Produce a verbatim copy of the entries listed below.
##############################
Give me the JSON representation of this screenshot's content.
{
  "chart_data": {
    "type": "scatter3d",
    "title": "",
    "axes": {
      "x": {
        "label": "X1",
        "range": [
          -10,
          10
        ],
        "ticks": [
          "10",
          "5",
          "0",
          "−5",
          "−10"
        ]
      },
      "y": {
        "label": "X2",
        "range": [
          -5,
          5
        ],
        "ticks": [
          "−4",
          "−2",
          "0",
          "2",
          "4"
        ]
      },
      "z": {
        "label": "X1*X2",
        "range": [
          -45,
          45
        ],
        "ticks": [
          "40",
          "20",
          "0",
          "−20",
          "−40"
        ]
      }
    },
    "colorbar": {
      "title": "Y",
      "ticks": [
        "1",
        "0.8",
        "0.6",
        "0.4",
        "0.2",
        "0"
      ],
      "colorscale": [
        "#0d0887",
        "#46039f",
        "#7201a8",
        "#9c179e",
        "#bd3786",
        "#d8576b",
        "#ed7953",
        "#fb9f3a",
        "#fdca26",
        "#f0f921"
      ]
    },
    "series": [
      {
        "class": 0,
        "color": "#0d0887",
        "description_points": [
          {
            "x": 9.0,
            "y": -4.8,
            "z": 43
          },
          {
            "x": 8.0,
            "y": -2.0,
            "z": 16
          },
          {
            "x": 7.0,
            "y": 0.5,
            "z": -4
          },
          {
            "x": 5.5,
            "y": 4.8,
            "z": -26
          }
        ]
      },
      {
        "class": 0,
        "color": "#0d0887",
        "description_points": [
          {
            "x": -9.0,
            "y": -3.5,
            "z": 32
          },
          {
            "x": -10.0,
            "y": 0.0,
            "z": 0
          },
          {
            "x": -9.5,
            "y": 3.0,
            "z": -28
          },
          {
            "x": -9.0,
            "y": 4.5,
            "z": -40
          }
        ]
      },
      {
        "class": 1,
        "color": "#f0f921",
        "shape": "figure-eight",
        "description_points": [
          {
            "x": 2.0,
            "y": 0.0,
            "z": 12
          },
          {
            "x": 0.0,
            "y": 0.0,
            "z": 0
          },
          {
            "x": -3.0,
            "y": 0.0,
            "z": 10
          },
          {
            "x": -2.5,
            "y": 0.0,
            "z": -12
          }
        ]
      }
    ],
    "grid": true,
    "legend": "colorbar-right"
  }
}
##############################
> _Exercise answer_
Give me the JSON representation of this screenshot's content.
{
  "chart_data": {
    "type": "scatter3d",
    "title": "",
    "axes": {
      "x": {
        "label": "X1",
        "range": [
          -10,
          10
        ],
        "ticks": [
          "10",
          "5",
          "0",
          "−5",
          "−10"
        ]
      },
      "y": {
        "label": "X2",
        "range": [
          -5,
          5
        ],
        "ticks": [
          "−4",
          "−2",
          "0",
          "2",
          "4"
        ]
      },
      "z": {
        "label": "X1*X2",
        "range": [
          -45,
          45
        ],
        "ticks": [
          "40",
          "20",
          "0",
          "−20",
          "−40"
        ]
      }
    },
    "colorbar": {
      "title": "Y",
      "ticks": [
        "1",
        "0.8",
        "0.6",
        "0.4",
        "0.2",
        "0"
      ],
      "colorscale": [
        "#0d0887",
        "#46039f",
        "#7201a8",
        "#9c179e",
        "#bd3786",
        "#d8576b",
        "#ed7953",
        "#fb9f3a",
        "#fdca26",
        "#f0f921"
      ]
    },
    "series": [
      {
        "class": 0,
        "color": "#0d0887",
        "description_points": [
          {
            "x": 9.0,
            "y": -4.8,
            "z": 43
          },
          {
            "x": 8.0,
            "y": -2.0,
            "z": 16
          },
          {
            "x": 7.0,
            "y": 0.5,
            "z": -4
          },
          {
            "x": 5.5,
            "y": 4.8,
            "z": -26
          }
        ]
      },
      {
        "class": 0,
        "color": "#0d0887",
        "description_points": [
          {
            "x": -9.0,
            "y": -3.5,
            "z": 32
          },
          {
            "x": -10.0,
            "y": 0.0,
            "z": 0
          },
          {
            "x": -9.5,
            "y": 3.0,
            "z": -28
          },
          {
            "x": -9.0,
            "y": 4.5,
            "z": -40
          }
        ]
      },
      {
        "class": 1,
        "color": "#f0f921",
        "shape": "figure-eight",
        "description_points": [
          {
            "x": 2.0,
            "y": 0.0,
            "z": 12
          },
          {
            "x": 0.0,
            "y": 0.0,
            "z": 0
          },
          {
            "x": -3.0,
            "y": 0.0,
            "z": 10
          },
          {
            "x": -2.5,
            "y": 0.0,
            "z": -12
          }
        ]
      }
    ],
    "grid": true,
    "legend": "colorbar-right"
  }
}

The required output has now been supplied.